Items from a data source
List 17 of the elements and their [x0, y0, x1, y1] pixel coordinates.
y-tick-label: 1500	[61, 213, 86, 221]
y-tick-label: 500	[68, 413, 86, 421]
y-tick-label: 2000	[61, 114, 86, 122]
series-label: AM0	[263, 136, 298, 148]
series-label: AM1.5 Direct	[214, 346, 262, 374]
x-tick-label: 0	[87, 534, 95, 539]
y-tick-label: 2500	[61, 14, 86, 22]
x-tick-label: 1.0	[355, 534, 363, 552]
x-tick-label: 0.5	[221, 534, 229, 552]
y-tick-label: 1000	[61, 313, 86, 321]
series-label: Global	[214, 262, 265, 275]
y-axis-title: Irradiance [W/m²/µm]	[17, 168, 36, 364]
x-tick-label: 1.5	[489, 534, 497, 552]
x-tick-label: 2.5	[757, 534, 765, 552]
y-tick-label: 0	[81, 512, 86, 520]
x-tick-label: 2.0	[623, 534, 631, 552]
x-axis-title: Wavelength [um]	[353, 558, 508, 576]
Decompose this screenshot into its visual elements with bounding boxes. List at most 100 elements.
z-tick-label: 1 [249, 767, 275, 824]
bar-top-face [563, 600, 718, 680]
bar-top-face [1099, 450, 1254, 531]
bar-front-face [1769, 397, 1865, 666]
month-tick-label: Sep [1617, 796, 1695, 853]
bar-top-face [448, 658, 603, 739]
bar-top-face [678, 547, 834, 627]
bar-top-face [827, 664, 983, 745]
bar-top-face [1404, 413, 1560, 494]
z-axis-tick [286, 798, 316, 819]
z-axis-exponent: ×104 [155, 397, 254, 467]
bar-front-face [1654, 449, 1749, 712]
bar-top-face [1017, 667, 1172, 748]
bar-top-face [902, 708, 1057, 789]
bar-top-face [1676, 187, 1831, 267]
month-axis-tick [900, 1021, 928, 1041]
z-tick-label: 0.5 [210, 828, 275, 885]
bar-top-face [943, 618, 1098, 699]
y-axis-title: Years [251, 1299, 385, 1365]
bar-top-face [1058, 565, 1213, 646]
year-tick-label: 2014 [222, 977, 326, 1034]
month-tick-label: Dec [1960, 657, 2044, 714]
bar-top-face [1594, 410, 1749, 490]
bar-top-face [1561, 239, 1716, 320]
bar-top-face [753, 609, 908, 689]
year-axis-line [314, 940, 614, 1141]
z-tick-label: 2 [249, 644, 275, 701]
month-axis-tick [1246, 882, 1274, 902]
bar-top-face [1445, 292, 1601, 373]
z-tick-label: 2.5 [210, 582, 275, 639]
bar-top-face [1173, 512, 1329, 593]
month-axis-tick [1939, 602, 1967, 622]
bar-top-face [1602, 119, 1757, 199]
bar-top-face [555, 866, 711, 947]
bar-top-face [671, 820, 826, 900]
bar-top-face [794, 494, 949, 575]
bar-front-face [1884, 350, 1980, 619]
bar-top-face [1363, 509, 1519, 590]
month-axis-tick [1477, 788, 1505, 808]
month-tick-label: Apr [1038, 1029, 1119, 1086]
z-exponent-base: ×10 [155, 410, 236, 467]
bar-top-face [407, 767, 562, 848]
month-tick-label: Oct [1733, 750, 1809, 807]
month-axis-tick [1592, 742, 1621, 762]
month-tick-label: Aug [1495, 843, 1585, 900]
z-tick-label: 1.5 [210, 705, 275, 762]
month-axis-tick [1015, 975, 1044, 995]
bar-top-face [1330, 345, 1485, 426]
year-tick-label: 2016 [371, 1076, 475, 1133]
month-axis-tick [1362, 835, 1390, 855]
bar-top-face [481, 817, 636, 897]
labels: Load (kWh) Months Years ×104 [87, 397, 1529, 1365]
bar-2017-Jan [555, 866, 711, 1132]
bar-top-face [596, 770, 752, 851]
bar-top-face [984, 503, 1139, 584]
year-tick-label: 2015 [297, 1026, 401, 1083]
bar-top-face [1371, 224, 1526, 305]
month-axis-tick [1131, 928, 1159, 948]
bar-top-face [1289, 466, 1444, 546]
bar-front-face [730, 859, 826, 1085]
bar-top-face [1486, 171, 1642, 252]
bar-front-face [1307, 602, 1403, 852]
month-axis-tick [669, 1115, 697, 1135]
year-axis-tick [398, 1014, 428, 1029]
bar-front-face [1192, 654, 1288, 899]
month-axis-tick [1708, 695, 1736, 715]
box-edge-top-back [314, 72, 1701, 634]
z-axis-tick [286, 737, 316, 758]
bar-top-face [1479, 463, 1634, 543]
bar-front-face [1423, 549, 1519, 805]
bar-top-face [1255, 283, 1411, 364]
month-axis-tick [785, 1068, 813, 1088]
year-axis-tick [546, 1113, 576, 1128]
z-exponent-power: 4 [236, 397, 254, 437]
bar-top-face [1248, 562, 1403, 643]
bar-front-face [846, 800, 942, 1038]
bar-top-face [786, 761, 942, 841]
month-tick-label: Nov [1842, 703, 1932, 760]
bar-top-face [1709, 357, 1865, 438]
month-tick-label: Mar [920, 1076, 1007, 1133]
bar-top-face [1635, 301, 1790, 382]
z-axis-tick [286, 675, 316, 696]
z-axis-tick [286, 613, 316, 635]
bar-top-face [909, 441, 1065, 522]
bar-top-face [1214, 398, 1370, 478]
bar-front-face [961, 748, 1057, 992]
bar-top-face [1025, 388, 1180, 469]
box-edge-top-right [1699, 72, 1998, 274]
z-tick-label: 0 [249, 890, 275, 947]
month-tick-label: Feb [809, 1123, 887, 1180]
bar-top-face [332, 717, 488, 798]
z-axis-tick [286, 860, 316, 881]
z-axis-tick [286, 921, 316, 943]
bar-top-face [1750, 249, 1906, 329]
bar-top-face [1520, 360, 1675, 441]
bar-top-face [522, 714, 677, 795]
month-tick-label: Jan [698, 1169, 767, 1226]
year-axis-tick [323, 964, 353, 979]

- **Task to complete**
State how many lines in the records contain the string "title". Give only the number.

- **Result of this exercise**
3